#### TASK PROMPT
Repeat each line exactly as it is written.

#### SUPPLIED RECORDS
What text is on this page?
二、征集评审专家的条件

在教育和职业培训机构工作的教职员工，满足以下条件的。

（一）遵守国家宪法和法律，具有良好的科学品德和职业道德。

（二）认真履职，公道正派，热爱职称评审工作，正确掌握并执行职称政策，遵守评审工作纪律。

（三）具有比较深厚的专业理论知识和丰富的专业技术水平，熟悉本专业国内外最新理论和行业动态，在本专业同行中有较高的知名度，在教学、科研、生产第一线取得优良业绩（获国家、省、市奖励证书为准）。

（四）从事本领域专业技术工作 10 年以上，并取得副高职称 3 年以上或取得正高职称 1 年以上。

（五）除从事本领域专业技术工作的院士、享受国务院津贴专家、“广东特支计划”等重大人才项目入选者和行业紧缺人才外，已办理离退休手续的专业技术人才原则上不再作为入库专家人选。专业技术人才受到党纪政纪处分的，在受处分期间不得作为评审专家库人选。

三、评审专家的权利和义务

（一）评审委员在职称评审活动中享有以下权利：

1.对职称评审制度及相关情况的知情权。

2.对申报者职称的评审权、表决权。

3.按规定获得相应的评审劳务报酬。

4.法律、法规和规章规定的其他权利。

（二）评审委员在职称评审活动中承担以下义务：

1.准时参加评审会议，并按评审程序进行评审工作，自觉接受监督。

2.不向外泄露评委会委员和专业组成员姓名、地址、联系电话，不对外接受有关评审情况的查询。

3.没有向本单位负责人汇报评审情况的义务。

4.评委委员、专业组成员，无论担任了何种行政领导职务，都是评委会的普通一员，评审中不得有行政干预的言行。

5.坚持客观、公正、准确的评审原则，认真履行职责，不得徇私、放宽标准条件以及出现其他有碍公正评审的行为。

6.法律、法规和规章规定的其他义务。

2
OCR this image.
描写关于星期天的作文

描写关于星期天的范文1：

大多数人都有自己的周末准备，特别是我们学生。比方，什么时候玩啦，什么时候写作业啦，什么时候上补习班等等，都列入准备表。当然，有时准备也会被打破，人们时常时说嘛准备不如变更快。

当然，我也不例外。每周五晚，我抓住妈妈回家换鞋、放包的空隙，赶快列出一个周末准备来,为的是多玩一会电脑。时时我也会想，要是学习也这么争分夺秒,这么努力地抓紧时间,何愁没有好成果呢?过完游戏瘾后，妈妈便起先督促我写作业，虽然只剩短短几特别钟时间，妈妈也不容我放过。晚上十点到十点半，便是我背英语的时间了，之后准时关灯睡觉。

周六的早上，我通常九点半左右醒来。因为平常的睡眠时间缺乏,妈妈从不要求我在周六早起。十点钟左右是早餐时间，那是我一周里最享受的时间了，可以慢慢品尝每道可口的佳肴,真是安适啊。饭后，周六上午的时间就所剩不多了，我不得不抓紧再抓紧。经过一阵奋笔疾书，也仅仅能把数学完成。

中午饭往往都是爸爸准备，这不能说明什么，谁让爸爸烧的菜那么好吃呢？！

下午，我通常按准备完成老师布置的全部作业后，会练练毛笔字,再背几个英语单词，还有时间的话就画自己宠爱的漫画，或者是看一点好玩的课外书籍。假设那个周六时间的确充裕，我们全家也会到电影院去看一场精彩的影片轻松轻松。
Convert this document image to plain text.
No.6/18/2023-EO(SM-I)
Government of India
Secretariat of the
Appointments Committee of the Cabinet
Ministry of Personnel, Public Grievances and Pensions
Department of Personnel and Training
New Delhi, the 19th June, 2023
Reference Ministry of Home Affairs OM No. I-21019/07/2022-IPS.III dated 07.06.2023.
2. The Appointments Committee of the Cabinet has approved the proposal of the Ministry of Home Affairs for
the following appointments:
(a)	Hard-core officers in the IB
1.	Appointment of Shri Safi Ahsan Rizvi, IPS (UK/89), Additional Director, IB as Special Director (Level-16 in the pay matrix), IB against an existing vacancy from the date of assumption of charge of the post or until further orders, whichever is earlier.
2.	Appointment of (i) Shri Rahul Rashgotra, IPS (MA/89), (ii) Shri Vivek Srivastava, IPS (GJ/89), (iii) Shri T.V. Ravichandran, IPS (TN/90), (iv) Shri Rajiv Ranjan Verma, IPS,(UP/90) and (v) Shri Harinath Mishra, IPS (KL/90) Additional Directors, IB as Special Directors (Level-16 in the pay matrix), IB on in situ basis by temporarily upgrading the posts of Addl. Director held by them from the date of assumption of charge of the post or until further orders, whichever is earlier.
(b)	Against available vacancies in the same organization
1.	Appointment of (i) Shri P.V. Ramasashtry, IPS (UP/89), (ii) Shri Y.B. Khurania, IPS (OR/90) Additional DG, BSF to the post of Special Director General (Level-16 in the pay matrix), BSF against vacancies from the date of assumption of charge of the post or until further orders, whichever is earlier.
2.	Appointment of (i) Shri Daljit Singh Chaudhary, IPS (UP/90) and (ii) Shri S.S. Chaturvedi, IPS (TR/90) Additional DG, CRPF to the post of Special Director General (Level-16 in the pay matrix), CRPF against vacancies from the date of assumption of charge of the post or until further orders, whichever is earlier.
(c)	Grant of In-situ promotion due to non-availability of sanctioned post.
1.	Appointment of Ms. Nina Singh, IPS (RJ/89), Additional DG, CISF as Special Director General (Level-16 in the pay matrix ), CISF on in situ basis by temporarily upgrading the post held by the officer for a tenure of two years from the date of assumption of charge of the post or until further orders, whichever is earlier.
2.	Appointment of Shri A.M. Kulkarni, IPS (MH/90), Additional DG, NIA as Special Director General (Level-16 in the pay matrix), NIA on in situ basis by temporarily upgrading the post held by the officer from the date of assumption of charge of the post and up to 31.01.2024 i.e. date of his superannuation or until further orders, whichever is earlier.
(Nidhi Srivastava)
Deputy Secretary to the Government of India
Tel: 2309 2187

#### EXERCISE RESPONSE
What text is on this page?
二、征集评审专家的条件

在教育和职业培训机构工作的教职员工，满足以下条件的。

（一）遵守国家宪法和法律，具有良好的科学品德和职业道德。

（二）认真履职，公道正派，热爱职称评审工作，正确掌握并执行职称政策，遵守评审工作纪律。

（三）具有比较深厚的专业理论知识和丰富的专业技术水平，熟悉本专业国内外最新理论和行业动态，在本专业同行中有较高的知名度，在教学、科研、生产第一线取得优良业绩（获国家、省、市奖励证书为准）。

（四）从事本领域专业技术工作 10 年以上，并取得副高职称 3 年以上或取得正高职称 1 年以上。

（五）除从事本领域专业技术工作的院士、享受国务院津贴专家、“广东特支计划”等重大人才项目入选者和行业紧缺人才外，已办理离退休手续的专业技术人才原则上不再作为入库专家人选。专业技术人才受到党纪政纪处分的，在受处分期间不得作为评审专家库人选。

三、评审专家的权利和义务

（一）评审委员在职称评审活动中享有以下权利：

1.对职称评审制度及相关情况的知情权。

2.对申报者职称的评审权、表决权。

3.按规定获得相应的评审劳务报酬。

4.法律、法规和规章规定的其他权利。

（二）评审委员在职称评审活动中承担以下义务：

1.准时参加评审会议，并按评审程序进行评审工作，自觉接受监督。

2.不向外泄露评委会委员和专业组成员姓名、地址、联系电话，不对外接受有关评审情况的查询。

3.没有向本单位负责人汇报评审情况的义务。

4.评委委员、专业组成员，无论担任了何种行政领导职务，都是评委会的普通一员，评审中不得有行政干预的言行。

5.坚持客观、公正、准确的评审原则，认真履行职责，不得徇私、放宽标准条件以及出现其他有碍公正评审的行为。

6.法律、法规和规章规定的其他义务。

2
OCR this image.
描写关于星期天的作文

描写关于星期天的范文1：

大多数人都有自己的周末准备，特别是我们学生。比方，什么时候玩啦，什么时候写作业啦，什么时候上补习班等等，都列入准备表。当然，有时准备也会被打破，人们时常时说嘛准备不如变更快。

当然，我也不例外。每周五晚，我抓住妈妈回家换鞋、放包的空隙，赶快列出一个周末准备来,为的是多玩一会电脑。时时我也会想，要是学习也这么争分夺秒,这么努力地抓紧时间,何愁没有好成果呢?过完游戏瘾后，妈妈便起先督促我写作业，虽然只剩短短几特别钟时间，妈妈也不容我放过。晚上十点到十点半，便是我背英语的时间了，之后准时关灯睡觉。

周六的早上，我通常九点半左右醒来。因为平常的睡眠时间缺乏,妈妈从不要求我在周六早起。十点钟左右是早餐时间，那是我一周里最享受的时间了，可以慢慢品尝每道可口的佳肴,真是安适啊。饭后，周六上午的时间就所剩不多了，我不得不抓紧再抓紧。经过一阵奋笔疾书，也仅仅能把数学完成。

中午饭往往都是爸爸准备，这不能说明什么，谁让爸爸烧的菜那么好吃呢？！

下午，我通常按准备完成老师布置的全部作业后，会练练毛笔字,再背几个英语单词，还有时间的话就画自己宠爱的漫画，或者是看一点好玩的课外书籍。假设那个周六时间的确充裕，我们全家也会到电影院去看一场精彩的影片轻松轻松。
Convert this document image to plain text.
No.6/18/2023-EO(SM-I)
Government of India
Secretariat of the
Appointments Committee of the Cabinet
Ministry of Personnel, Public Grievances and Pensions
Department of Personnel and Training
New Delhi, the 19th June, 2023
Reference Ministry of Home Affairs OM No. I-21019/07/2022-IPS.III dated 07.06.2023.
2. The Appointments Committee of the Cabinet has approved the proposal of the Ministry of Home Affairs for
the following appointments:
(a)	Hard-core officers in the IB
1.	Appointment of Shri Safi Ahsan Rizvi, IPS (UK/89), Additional Director, IB as Special Director (Level-16 in the pay matrix), IB against an existing vacancy from the date of assumption of charge of the post or until further orders, whichever is earlier.
2.	Appointment of (i) Shri Rahul Rashgotra, IPS (MA/89), (ii) Shri Vivek Srivastava, IPS (GJ/89), (iii) Shri T.V. Ravichandran, IPS (TN/90), (iv) Shri Rajiv Ranjan Verma, IPS,(UP/90) and (v) Shri Harinath Mishra, IPS (KL/90) Additional Directors, IB as Special Directors (Level-16 in the pay matrix), IB on in situ basis by temporarily upgrading the posts of Addl. Director held by them from the date of assumption of charge of the post or until further orders, whichever is earlier.
(b)	Against available vacancies in the same organization
1.	Appointment of (i) Shri P.V. Ramasashtry, IPS (UP/89), (ii) Shri Y.B. Khurania, IPS (OR/90) Additional DG, BSF to the post of Special Director General (Level-16 in the pay matrix), BSF against vacancies from the date of assumption of charge of the post or until further orders, whichever is earlier.
2.	Appointment of (i) Shri Daljit Singh Chaudhary, IPS (UP/90) and (ii) Shri S.S. Chaturvedi, IPS (TR/90) Additional DG, CRPF to the post of Special Director General (Level-16 in the pay matrix), CRPF against vacancies from the date of assumption of charge of the post or until further orders, whichever is earlier.
(c)	Grant of In-situ promotion due to non-availability of sanctioned post.
1.	Appointment of Ms. Nina Singh, IPS (RJ/89), Additional DG, CISF as Special Director General (Level-16 in the pay matrix ), CISF on in situ basis by temporarily upgrading the post held by the officer for a tenure of two years from the date of assumption of charge of the post or until further orders, whichever is earlier.
2.	Appointment of Shri A.M. Kulkarni, IPS (MH/90), Additional DG, NIA as Special Director General (Level-16 in the pay matrix), NIA on in situ basis by temporarily upgrading the post held by the officer from the date of assumption of charge of the post and up to 31.01.2024 i.e. date of his superannuation or until further orders, whichever is earlier.
(Nidhi Srivastava)
Deputy Secretary to the Government of India
Tel: 2309 2187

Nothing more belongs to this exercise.